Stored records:
§ §

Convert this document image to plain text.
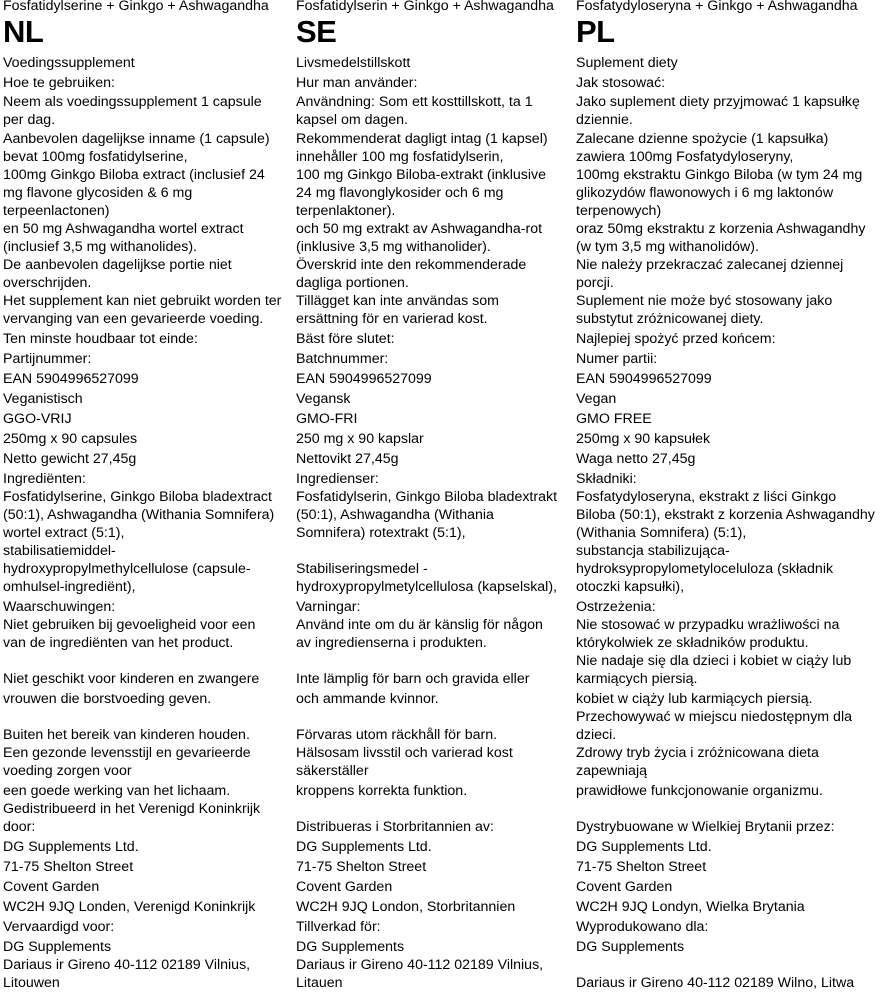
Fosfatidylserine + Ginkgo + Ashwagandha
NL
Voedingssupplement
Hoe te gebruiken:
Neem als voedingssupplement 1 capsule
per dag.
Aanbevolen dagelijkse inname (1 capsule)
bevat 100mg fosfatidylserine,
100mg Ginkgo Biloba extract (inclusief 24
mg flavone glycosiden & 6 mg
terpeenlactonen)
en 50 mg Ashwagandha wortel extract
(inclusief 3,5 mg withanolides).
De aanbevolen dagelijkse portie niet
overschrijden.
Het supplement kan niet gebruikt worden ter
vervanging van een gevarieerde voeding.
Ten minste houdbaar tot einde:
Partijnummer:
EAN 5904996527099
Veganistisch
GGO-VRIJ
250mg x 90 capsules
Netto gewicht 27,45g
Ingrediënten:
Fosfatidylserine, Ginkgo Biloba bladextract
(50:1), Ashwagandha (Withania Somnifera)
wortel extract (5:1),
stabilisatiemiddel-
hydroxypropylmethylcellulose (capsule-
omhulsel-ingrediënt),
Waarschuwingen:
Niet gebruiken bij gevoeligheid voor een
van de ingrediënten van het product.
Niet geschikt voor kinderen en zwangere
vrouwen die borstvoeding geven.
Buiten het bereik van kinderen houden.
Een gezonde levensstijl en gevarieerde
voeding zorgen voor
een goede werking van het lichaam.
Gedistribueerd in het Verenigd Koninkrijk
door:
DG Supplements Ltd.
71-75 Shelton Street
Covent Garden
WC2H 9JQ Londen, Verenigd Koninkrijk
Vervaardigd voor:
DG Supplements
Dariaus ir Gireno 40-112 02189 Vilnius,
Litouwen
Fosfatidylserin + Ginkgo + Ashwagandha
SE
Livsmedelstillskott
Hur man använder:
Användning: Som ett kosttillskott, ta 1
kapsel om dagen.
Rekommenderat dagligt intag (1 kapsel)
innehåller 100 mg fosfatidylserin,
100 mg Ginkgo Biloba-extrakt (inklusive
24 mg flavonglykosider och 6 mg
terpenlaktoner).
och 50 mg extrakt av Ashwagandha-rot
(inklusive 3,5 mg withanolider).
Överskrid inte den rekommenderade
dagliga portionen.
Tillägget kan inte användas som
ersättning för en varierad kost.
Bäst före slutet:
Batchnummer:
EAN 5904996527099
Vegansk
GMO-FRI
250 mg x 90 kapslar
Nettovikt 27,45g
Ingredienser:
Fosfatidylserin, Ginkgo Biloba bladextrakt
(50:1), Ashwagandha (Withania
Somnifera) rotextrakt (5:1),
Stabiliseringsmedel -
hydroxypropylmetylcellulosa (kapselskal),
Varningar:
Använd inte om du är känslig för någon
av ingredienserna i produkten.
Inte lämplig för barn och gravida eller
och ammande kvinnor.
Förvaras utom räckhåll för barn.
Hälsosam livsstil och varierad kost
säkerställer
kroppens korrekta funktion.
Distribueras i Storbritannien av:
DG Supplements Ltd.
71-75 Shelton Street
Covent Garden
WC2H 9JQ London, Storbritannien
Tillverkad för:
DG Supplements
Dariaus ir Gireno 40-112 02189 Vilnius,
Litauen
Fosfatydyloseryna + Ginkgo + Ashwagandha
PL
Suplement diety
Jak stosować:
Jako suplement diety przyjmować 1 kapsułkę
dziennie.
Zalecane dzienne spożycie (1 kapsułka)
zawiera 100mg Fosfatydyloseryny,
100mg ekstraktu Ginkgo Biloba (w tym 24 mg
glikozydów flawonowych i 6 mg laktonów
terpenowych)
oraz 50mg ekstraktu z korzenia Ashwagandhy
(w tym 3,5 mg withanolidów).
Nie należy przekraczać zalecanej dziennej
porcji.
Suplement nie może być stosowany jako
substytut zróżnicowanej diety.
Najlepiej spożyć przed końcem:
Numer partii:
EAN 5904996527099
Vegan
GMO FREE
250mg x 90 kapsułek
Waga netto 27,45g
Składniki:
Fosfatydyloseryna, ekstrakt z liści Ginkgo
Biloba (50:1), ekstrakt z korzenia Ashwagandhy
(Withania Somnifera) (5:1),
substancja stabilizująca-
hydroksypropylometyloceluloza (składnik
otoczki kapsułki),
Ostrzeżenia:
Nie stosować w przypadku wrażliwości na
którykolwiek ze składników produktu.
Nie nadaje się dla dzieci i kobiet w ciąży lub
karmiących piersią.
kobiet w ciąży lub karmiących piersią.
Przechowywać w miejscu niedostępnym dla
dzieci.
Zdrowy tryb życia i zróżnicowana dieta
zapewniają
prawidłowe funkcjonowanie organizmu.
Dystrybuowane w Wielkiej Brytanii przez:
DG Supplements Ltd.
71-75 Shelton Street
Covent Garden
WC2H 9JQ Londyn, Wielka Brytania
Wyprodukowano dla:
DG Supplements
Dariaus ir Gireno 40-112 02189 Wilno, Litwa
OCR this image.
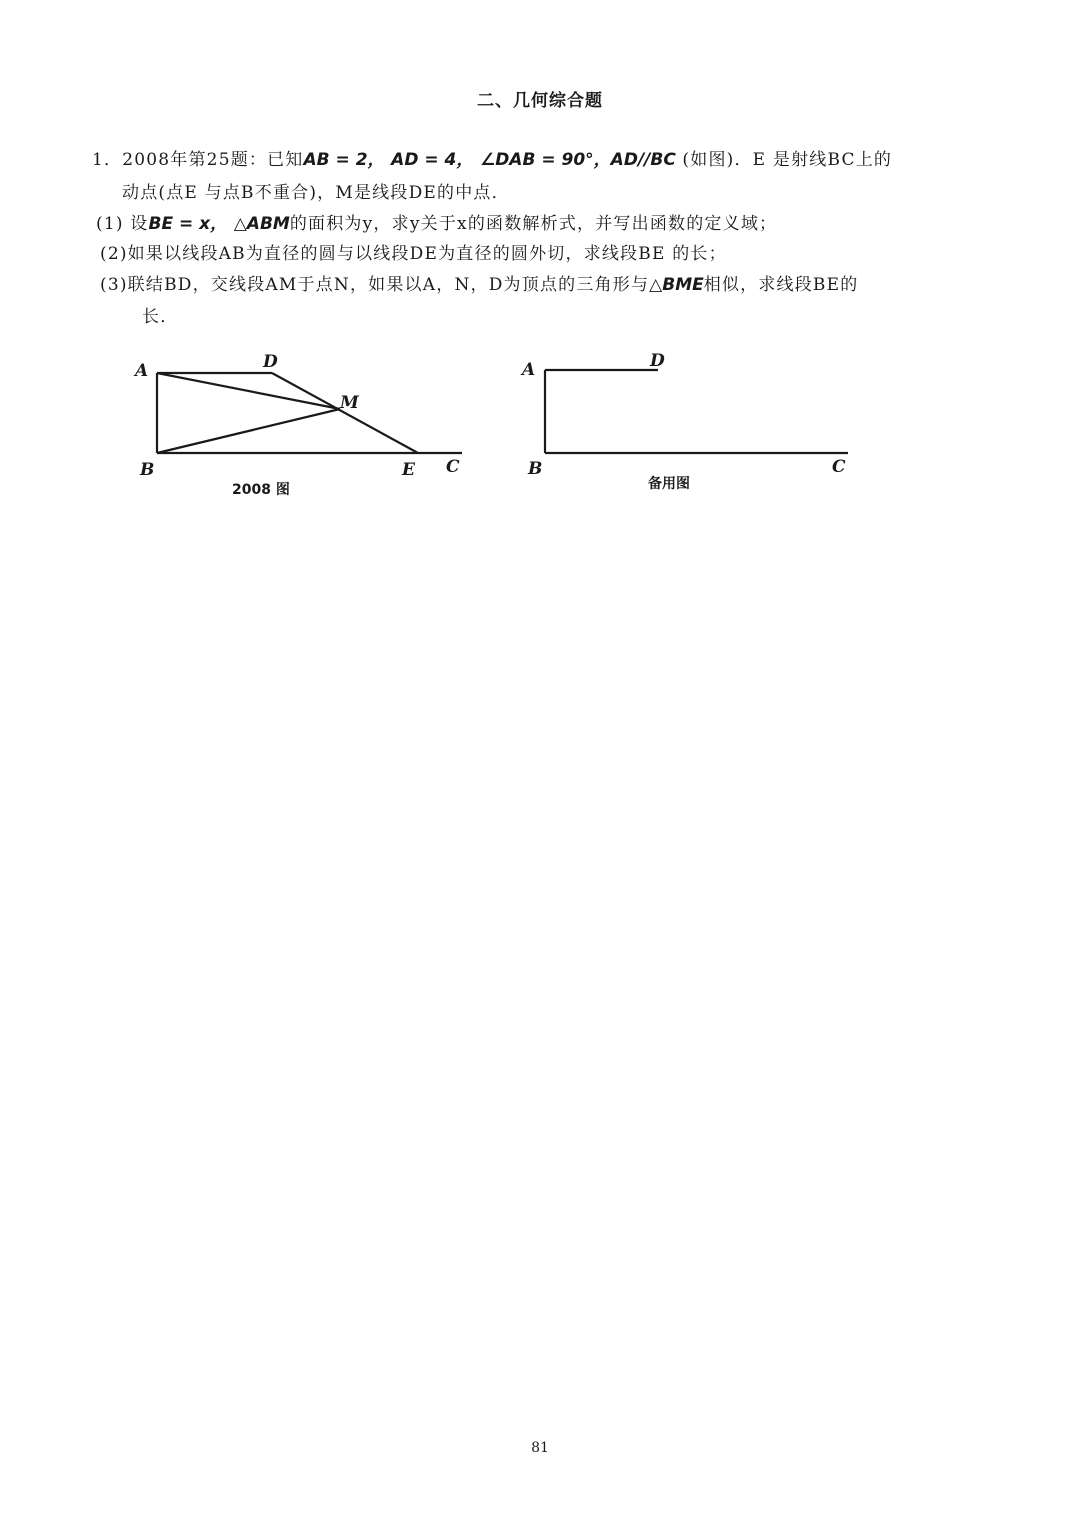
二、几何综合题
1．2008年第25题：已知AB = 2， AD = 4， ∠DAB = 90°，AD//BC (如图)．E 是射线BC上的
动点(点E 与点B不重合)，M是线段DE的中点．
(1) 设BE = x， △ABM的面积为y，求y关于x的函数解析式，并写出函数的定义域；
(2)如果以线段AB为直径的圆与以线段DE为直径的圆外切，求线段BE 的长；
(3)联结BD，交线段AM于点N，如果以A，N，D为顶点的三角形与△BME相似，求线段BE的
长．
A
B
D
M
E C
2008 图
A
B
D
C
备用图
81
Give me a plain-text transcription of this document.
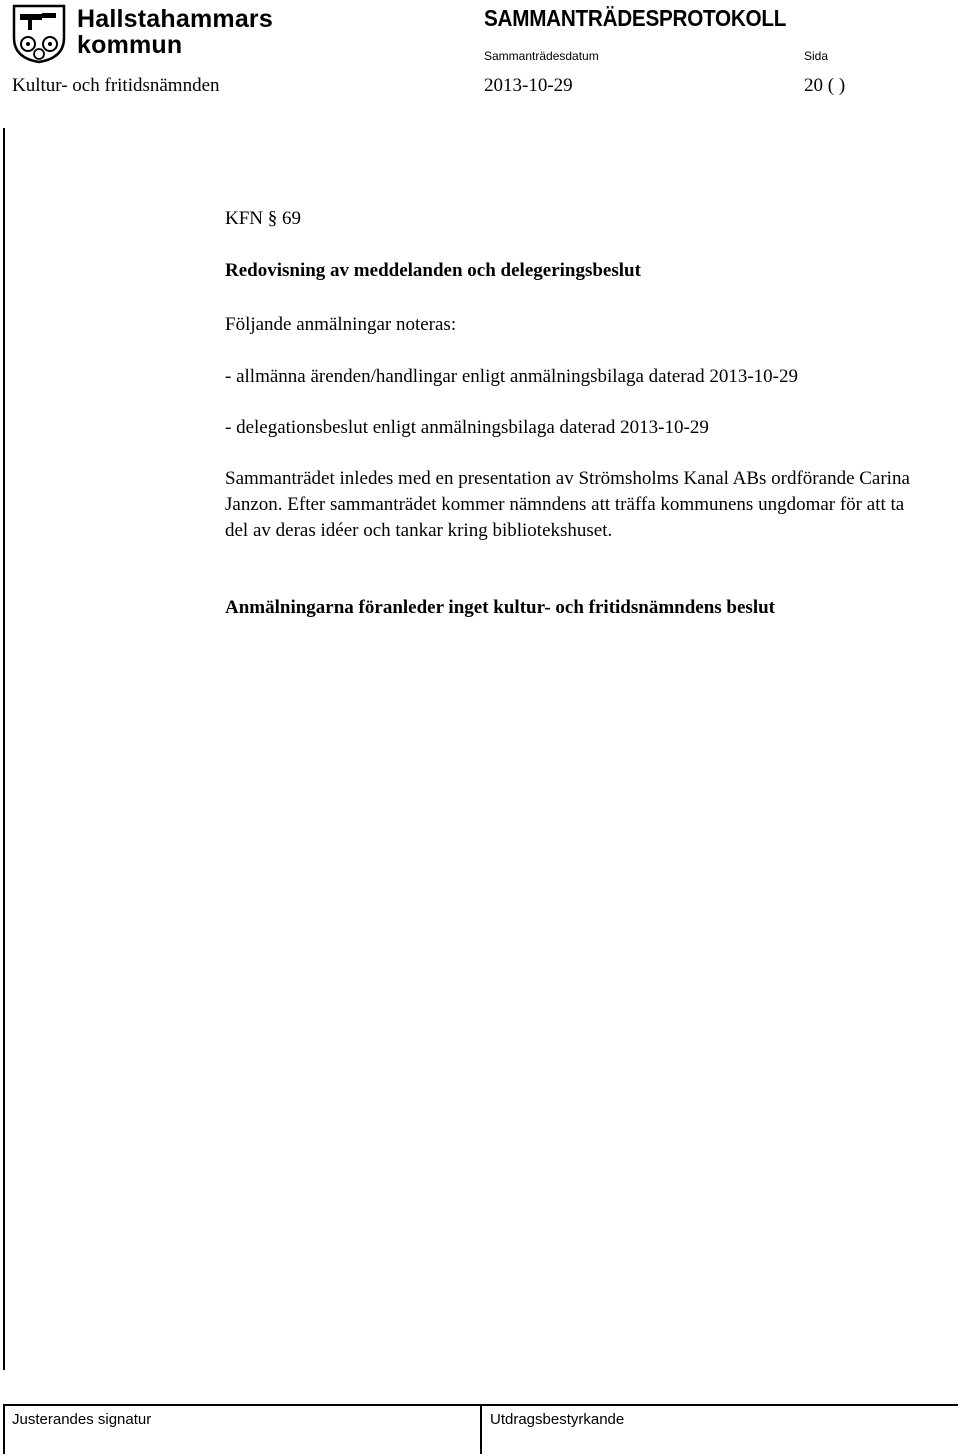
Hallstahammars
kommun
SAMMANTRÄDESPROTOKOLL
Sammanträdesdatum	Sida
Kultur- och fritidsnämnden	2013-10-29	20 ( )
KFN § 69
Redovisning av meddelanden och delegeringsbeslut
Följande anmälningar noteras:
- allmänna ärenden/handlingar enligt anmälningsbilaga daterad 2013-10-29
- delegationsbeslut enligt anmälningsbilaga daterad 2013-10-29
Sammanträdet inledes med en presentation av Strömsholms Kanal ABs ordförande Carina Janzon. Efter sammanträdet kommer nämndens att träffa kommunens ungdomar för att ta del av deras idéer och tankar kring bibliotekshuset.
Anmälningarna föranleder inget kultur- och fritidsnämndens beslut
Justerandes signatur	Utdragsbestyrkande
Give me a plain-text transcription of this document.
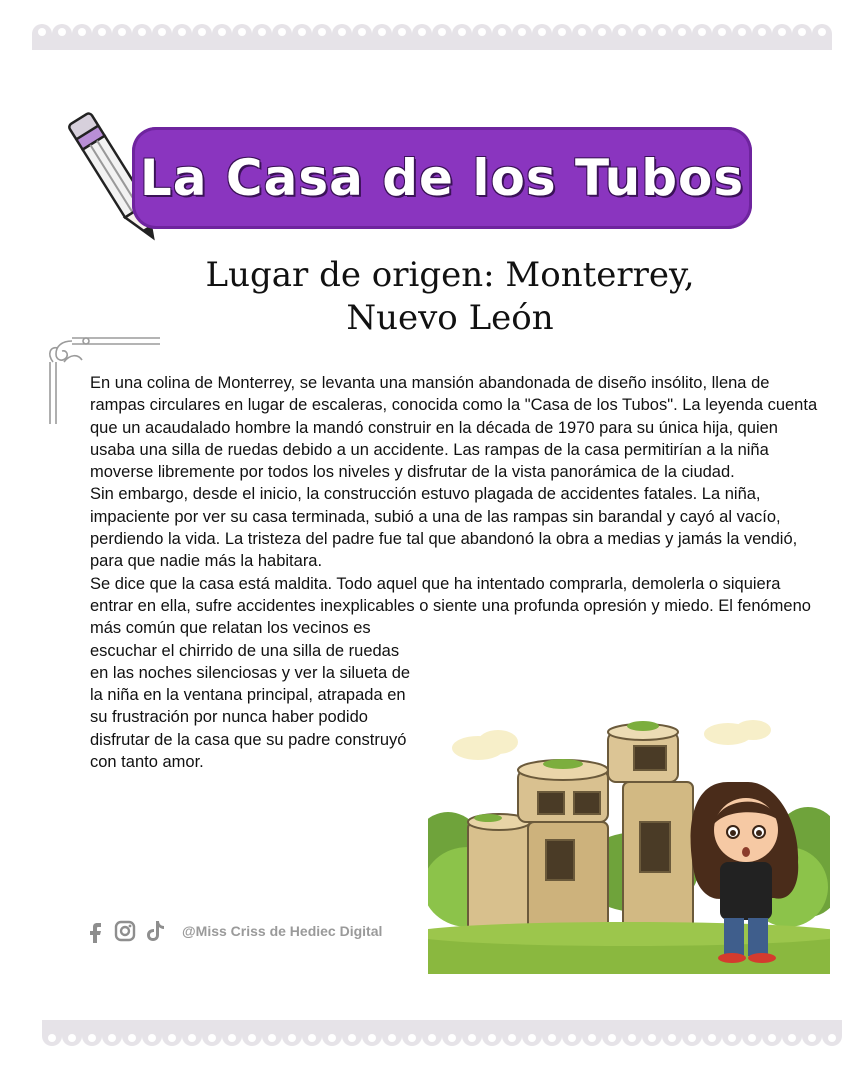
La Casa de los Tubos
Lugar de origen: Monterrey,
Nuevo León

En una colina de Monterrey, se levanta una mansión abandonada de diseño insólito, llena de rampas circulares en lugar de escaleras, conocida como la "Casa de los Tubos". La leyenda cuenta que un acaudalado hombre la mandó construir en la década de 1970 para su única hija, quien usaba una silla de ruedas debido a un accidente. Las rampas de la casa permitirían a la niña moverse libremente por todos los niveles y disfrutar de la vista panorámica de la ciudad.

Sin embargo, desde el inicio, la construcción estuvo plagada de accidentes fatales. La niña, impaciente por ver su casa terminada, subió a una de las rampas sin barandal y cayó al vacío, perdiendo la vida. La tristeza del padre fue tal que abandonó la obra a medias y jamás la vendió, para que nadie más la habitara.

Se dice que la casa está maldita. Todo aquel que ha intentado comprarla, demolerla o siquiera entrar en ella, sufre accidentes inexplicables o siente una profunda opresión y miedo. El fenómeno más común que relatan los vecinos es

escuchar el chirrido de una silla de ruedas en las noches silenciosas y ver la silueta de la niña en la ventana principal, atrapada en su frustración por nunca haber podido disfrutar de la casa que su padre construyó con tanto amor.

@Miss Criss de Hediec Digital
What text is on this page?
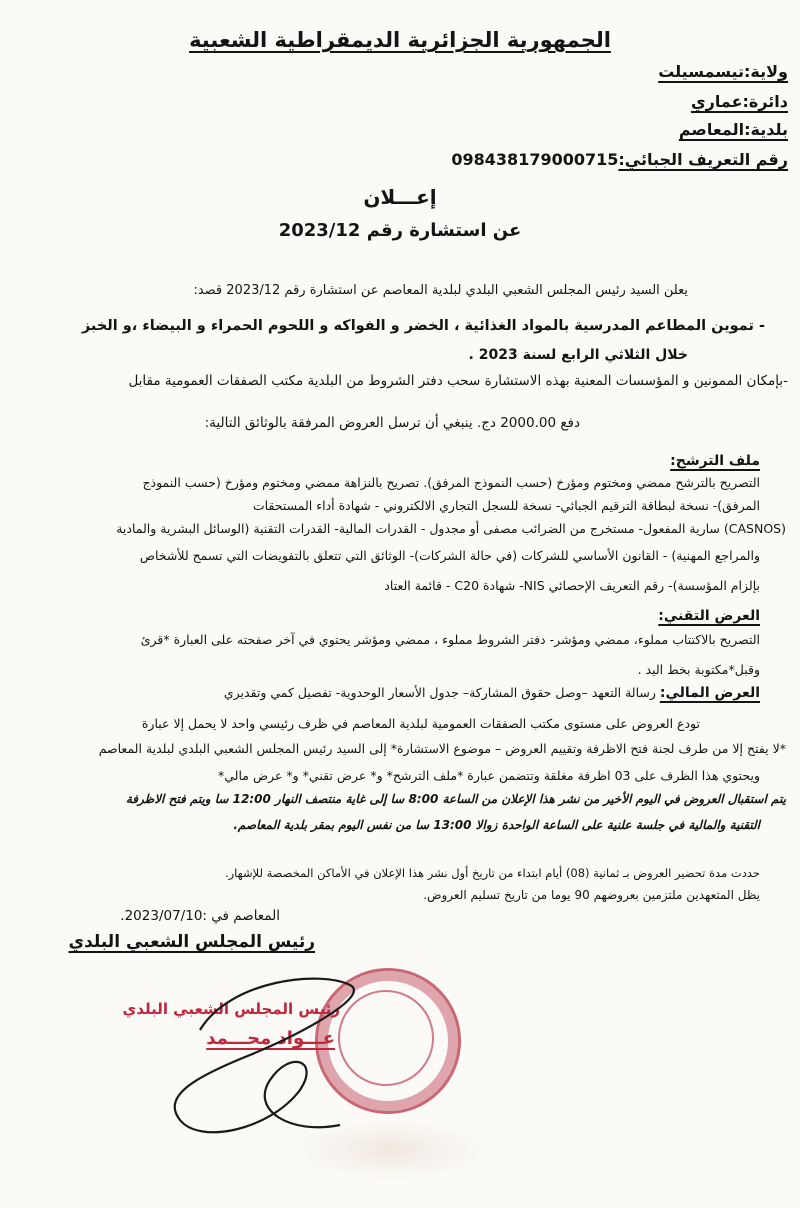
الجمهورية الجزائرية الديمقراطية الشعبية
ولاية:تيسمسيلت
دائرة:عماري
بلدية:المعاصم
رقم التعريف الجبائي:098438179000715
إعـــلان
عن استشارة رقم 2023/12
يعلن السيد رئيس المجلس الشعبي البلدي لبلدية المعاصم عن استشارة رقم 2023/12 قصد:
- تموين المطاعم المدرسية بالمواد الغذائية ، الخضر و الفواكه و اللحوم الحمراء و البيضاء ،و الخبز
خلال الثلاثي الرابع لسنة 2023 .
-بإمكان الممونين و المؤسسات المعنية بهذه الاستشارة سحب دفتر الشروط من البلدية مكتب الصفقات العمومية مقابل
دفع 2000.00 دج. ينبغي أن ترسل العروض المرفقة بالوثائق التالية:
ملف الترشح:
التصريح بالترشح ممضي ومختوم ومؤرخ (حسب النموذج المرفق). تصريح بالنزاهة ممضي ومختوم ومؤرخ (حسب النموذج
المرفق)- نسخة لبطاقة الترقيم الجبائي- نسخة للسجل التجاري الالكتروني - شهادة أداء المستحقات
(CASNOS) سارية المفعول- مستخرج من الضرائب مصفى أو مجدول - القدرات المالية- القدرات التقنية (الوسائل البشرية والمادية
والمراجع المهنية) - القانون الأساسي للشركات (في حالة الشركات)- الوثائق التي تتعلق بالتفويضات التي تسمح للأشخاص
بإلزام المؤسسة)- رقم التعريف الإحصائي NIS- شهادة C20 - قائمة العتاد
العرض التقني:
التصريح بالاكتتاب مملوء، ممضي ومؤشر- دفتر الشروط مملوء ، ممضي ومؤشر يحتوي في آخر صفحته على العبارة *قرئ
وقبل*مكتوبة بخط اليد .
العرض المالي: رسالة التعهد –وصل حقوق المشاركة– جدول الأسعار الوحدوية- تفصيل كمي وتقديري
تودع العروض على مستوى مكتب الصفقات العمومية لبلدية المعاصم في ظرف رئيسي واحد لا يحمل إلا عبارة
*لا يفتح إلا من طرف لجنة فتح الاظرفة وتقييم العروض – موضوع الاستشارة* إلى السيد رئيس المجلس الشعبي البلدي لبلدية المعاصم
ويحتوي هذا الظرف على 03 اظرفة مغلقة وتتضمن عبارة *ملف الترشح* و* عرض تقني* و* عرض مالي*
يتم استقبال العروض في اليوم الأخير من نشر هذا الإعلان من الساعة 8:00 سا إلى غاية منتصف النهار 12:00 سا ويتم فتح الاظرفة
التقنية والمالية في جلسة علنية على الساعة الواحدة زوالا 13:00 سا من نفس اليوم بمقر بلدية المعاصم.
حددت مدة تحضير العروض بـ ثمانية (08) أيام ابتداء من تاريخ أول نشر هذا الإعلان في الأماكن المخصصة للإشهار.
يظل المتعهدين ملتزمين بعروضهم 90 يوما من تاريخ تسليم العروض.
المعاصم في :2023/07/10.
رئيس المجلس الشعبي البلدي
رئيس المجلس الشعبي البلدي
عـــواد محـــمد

§ §

Search the entries for the word "Verenigd" and copy every line that has it.

§ **TASK RESULT**:
Gedistribueerd in het Verenigd Koninkrijk
WC2H 9JQ Londen, Verenigd Koninkrijk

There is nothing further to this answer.